Records supplied
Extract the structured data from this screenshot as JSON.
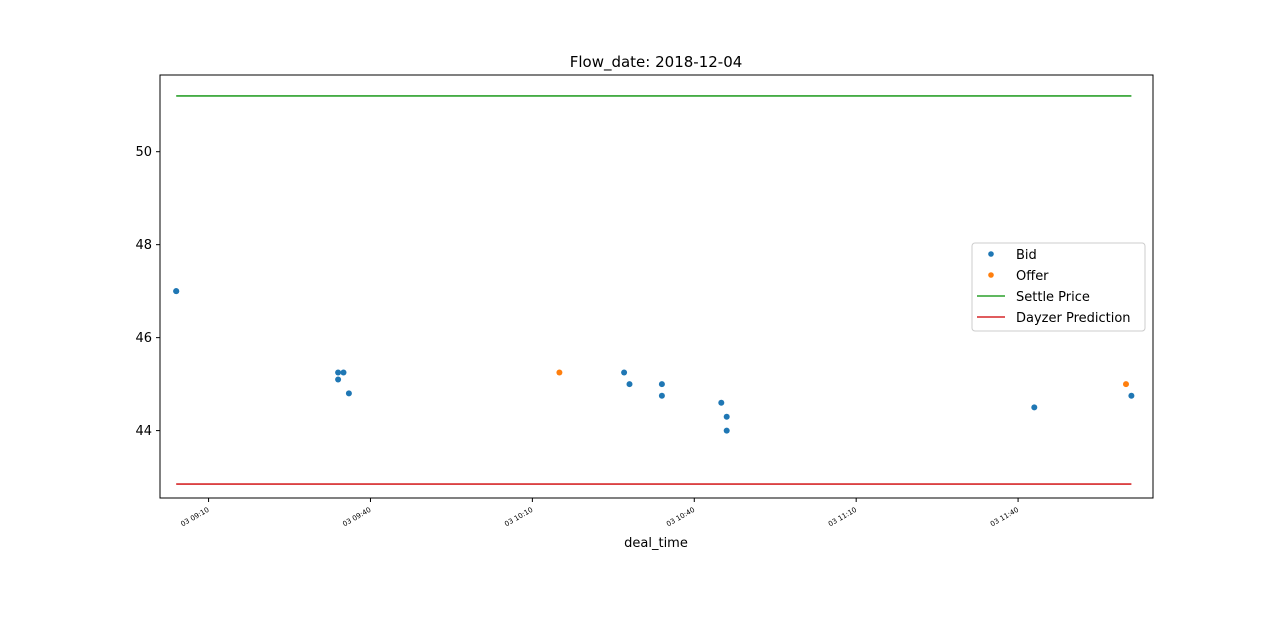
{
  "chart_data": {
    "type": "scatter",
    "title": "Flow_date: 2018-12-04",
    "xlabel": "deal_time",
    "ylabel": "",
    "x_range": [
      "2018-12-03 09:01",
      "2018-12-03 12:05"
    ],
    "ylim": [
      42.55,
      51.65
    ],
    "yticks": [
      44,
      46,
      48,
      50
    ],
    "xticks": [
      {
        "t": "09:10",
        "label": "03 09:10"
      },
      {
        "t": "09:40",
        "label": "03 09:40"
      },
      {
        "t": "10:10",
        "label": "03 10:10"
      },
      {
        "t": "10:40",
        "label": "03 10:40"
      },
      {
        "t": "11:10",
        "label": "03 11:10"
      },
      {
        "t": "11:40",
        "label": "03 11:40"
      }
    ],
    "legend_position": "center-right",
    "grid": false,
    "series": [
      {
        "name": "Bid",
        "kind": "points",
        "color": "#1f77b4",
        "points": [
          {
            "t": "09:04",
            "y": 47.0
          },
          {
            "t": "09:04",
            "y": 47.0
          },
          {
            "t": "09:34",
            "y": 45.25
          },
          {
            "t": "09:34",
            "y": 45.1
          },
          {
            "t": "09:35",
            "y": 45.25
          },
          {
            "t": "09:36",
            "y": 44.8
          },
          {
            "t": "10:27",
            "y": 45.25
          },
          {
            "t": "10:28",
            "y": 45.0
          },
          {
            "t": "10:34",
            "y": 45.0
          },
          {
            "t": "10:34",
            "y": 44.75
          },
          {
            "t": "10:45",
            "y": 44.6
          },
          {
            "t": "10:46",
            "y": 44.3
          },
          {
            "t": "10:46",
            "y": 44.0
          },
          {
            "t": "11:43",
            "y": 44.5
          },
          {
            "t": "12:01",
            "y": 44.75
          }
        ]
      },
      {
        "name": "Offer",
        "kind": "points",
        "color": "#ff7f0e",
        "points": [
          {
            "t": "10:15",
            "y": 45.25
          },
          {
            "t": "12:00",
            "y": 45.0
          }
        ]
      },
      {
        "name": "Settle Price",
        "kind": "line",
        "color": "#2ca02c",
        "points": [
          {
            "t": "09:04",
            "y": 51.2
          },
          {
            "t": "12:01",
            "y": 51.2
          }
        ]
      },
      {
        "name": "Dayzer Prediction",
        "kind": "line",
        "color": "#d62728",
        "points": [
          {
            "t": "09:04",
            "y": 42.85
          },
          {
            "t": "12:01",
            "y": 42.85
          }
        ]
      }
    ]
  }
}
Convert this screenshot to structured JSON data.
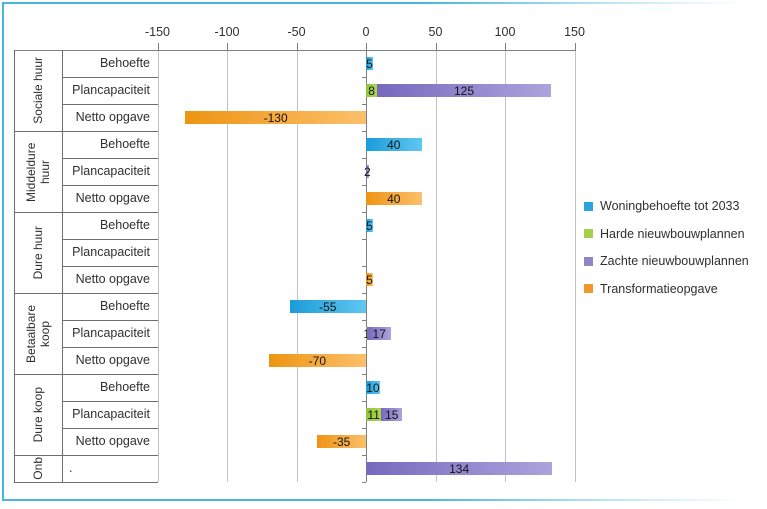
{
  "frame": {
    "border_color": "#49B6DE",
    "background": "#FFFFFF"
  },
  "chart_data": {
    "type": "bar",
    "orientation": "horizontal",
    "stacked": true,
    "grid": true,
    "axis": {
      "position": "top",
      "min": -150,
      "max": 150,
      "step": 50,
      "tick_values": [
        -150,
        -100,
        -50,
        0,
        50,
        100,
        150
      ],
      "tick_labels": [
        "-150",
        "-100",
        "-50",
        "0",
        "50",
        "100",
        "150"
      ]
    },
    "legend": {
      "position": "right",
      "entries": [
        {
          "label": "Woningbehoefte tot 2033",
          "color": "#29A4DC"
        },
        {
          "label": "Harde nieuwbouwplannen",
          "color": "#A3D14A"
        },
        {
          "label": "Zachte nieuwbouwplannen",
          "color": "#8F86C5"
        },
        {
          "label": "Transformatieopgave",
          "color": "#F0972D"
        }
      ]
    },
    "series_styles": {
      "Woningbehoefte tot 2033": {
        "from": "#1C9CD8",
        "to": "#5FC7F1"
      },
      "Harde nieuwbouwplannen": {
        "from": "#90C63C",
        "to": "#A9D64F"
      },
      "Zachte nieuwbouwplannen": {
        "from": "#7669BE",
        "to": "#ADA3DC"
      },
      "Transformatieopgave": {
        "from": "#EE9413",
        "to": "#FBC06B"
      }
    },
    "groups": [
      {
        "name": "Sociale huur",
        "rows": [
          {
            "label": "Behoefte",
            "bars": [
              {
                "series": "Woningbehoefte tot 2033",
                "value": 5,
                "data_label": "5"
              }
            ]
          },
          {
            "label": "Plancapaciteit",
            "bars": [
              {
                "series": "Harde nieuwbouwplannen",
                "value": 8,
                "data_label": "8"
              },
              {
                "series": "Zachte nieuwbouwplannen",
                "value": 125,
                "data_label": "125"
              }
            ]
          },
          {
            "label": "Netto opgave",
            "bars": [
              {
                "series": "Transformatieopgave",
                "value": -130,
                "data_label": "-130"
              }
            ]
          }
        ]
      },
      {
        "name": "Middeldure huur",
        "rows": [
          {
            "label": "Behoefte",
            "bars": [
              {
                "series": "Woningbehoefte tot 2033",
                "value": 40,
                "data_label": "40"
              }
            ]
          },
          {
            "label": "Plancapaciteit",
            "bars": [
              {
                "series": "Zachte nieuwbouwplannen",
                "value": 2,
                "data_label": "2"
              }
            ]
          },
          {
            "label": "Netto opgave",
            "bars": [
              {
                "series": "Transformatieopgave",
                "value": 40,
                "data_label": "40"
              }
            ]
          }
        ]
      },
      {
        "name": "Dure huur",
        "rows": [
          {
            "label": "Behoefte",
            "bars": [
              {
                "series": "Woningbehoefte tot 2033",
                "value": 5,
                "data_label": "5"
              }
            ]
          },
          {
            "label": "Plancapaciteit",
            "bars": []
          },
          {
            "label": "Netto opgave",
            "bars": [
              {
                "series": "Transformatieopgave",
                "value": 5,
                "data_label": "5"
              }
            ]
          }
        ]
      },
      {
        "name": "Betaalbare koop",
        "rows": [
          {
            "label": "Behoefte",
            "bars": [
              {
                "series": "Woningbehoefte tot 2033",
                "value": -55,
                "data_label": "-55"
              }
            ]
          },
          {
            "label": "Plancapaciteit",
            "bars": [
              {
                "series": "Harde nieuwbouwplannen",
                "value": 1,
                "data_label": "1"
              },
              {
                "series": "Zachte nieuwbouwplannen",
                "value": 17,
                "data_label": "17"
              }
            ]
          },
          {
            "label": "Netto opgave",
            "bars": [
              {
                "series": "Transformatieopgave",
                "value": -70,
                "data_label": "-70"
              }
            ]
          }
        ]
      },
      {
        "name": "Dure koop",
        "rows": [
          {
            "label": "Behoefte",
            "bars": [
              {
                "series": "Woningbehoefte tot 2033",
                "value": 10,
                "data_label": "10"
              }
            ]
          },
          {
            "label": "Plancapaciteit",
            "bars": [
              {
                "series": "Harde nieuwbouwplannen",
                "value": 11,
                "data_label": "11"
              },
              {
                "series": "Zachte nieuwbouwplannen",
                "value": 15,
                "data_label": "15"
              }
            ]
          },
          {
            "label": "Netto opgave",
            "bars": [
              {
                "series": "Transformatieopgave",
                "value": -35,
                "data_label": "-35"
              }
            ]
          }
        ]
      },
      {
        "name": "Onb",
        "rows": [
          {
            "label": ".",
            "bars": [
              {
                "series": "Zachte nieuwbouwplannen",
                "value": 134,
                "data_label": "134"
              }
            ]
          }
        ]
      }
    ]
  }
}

Directive
Reproduce the records above exactly, leaving out every picture they contain.

Result of the exercise
Extract the structured data from this screenshot as JSON.
{
  "chart_data": {
    "type": "scatter",
    "title": "Flow_date: 2018-12-04",
    "xlabel": "deal_time",
    "ylabel": "",
    "x_range": [
      "2018-12-03 09:01",
      "2018-12-03 12:05"
    ],
    "ylim": [
      42.55,
      51.65
    ],
    "yticks": [
      44,
      46,
      48,
      50
    ],
    "xticks": [
      {
        "t": "09:10",
        "label": "03 09:10"
      },
      {
        "t": "09:40",
        "label": "03 09:40"
      },
      {
        "t": "10:10",
        "label": "03 10:10"
      },
      {
        "t": "10:40",
        "label": "03 10:40"
      },
      {
        "t": "11:10",
        "label": "03 11:10"
      },
      {
        "t": "11:40",
        "label": "03 11:40"
      }
    ],
    "legend_position": "center-right",
    "grid": false,
    "series": [
      {
        "name": "Bid",
        "kind": "points",
        "color": "#1f77b4",
        "points": [
          {
            "t": "09:04",
            "y": 47.0
          },
          {
            "t": "09:04",
            "y": 47.0
          },
          {
            "t": "09:34",
            "y": 45.25
          },
          {
            "t": "09:34",
            "y": 45.1
          },
          {
            "t": "09:35",
            "y": 45.25
          },
          {
            "t": "09:36",
            "y": 44.8
          },
          {
            "t": "10:27",
            "y": 45.25
          },
          {
            "t": "10:28",
            "y": 45.0
          },
          {
            "t": "10:34",
            "y": 45.0
          },
          {
            "t": "10:34",
            "y": 44.75
          },
          {
            "t": "10:45",
            "y": 44.6
          },
          {
            "t": "10:46",
            "y": 44.3
          },
          {
            "t": "10:46",
            "y": 44.0
          },
          {
            "t": "11:43",
            "y": 44.5
          },
          {
            "t": "12:01",
            "y": 44.75
          }
        ]
      },
      {
        "name": "Offer",
        "kind": "points",
        "color": "#ff7f0e",
        "points": [
          {
            "t": "10:15",
            "y": 45.25
          },
          {
            "t": "12:00",
            "y": 45.0
          }
        ]
      },
      {
        "name": "Settle Price",
        "kind": "line",
        "color": "#2ca02c",
        "points": [
          {
            "t": "09:04",
            "y": 51.2
          },
          {
            "t": "12:01",
            "y": 51.2
          }
        ]
      },
      {
        "name": "Dayzer Prediction",
        "kind": "line",
        "color": "#d62728",
        "points": [
          {
            "t": "09:04",
            "y": 42.85
          },
          {
            "t": "12:01",
            "y": 42.85
          }
        ]
      }
    ]
  }
}
Convert this screenshot to structured JSON data.
{
  "frame": {
    "border_color": "#49B6DE",
    "background": "#FFFFFF"
  },
  "chart_data": {
    "type": "bar",
    "orientation": "horizontal",
    "stacked": true,
    "grid": true,
    "axis": {
      "position": "top",
      "min": -150,
      "max": 150,
      "step": 50,
      "tick_values": [
        -150,
        -100,
        -50,
        0,
        50,
        100,
        150
      ],
      "tick_labels": [
        "-150",
        "-100",
        "-50",
        "0",
        "50",
        "100",
        "150"
      ]
    },
    "legend": {
      "position": "right",
      "entries": [
        {
          "label": "Woningbehoefte tot 2033",
          "color": "#29A4DC"
        },
        {
          "label": "Harde nieuwbouwplannen",
          "color": "#A3D14A"
        },
        {
          "label": "Zachte nieuwbouwplannen",
          "color": "#8F86C5"
        },
        {
          "label": "Transformatieopgave",
          "color": "#F0972D"
        }
      ]
    },
    "series_styles": {
      "Woningbehoefte tot 2033": {
        "from": "#1C9CD8",
        "to": "#5FC7F1"
      },
      "Harde nieuwbouwplannen": {
        "from": "#90C63C",
        "to": "#A9D64F"
      },
      "Zachte nieuwbouwplannen": {
        "from": "#7669BE",
        "to": "#ADA3DC"
      },
      "Transformatieopgave": {
        "from": "#EE9413",
        "to": "#FBC06B"
      }
    },
    "groups": [
      {
        "name": "Sociale huur",
        "rows": [
          {
            "label": "Behoefte",
            "bars": [
              {
                "series": "Woningbehoefte tot 2033",
                "value": 5,
                "data_label": "5"
              }
            ]
          },
          {
            "label": "Plancapaciteit",
            "bars": [
              {
                "series": "Harde nieuwbouwplannen",
                "value": 8,
                "data_label": "8"
              },
              {
                "series": "Zachte nieuwbouwplannen",
                "value": 125,
                "data_label": "125"
              }
            ]
          },
          {
            "label": "Netto opgave",
            "bars": [
              {
                "series": "Transformatieopgave",
                "value": -130,
                "data_label": "-130"
              }
            ]
          }
        ]
      },
      {
        "name": "Middeldure huur",
        "rows": [
          {
            "label": "Behoefte",
            "bars": [
              {
                "series": "Woningbehoefte tot 2033",
                "value": 40,
                "data_label": "40"
              }
            ]
          },
          {
            "label": "Plancapaciteit",
            "bars": [
              {
                "series": "Zachte nieuwbouwplannen",
                "value": 2,
                "data_label": "2"
              }
            ]
          },
          {
            "label": "Netto opgave",
            "bars": [
              {
                "series": "Transformatieopgave",
                "value": 40,
                "data_label": "40"
              }
            ]
          }
        ]
      },
      {
        "name": "Dure huur",
        "rows": [
          {
            "label": "Behoefte",
            "bars": [
              {
                "series": "Woningbehoefte tot 2033",
                "value": 5,
                "data_label": "5"
              }
            ]
          },
          {
            "label": "Plancapaciteit",
            "bars": []
          },
          {
            "label": "Netto opgave",
            "bars": [
              {
                "series": "Transformatieopgave",
                "value": 5,
                "data_label": "5"
              }
            ]
          }
        ]
      },
      {
        "name": "Betaalbare koop",
        "rows": [
          {
            "label": "Behoefte",
            "bars": [
              {
                "series": "Woningbehoefte tot 2033",
                "value": -55,
                "data_label": "-55"
              }
            ]
          },
          {
            "label": "Plancapaciteit",
            "bars": [
              {
                "series": "Harde nieuwbouwplannen",
                "value": 1,
                "data_label": "1"
              },
              {
                "series": "Zachte nieuwbouwplannen",
                "value": 17,
                "data_label": "17"
              }
            ]
          },
          {
            "label": "Netto opgave",
            "bars": [
              {
                "series": "Transformatieopgave",
                "value": -70,
                "data_label": "-70"
              }
            ]
          }
        ]
      },
      {
        "name": "Dure koop",
        "rows": [
          {
            "label": "Behoefte",
            "bars": [
              {
                "series": "Woningbehoefte tot 2033",
                "value": 10,
                "data_label": "10"
              }
            ]
          },
          {
            "label": "Plancapaciteit",
            "bars": [
              {
                "series": "Harde nieuwbouwplannen",
                "value": 11,
                "data_label": "11"
              },
              {
                "series": "Zachte nieuwbouwplannen",
                "value": 15,
                "data_label": "15"
              }
            ]
          },
          {
            "label": "Netto opgave",
            "bars": [
              {
                "series": "Transformatieopgave",
                "value": -35,
                "data_label": "-35"
              }
            ]
          }
        ]
      },
      {
        "name": "Onb",
        "rows": [
          {
            "label": ".",
            "bars": [
              {
                "series": "Zachte nieuwbouwplannen",
                "value": 134,
                "data_label": "134"
              }
            ]
          }
        ]
      }
    ]
  }
}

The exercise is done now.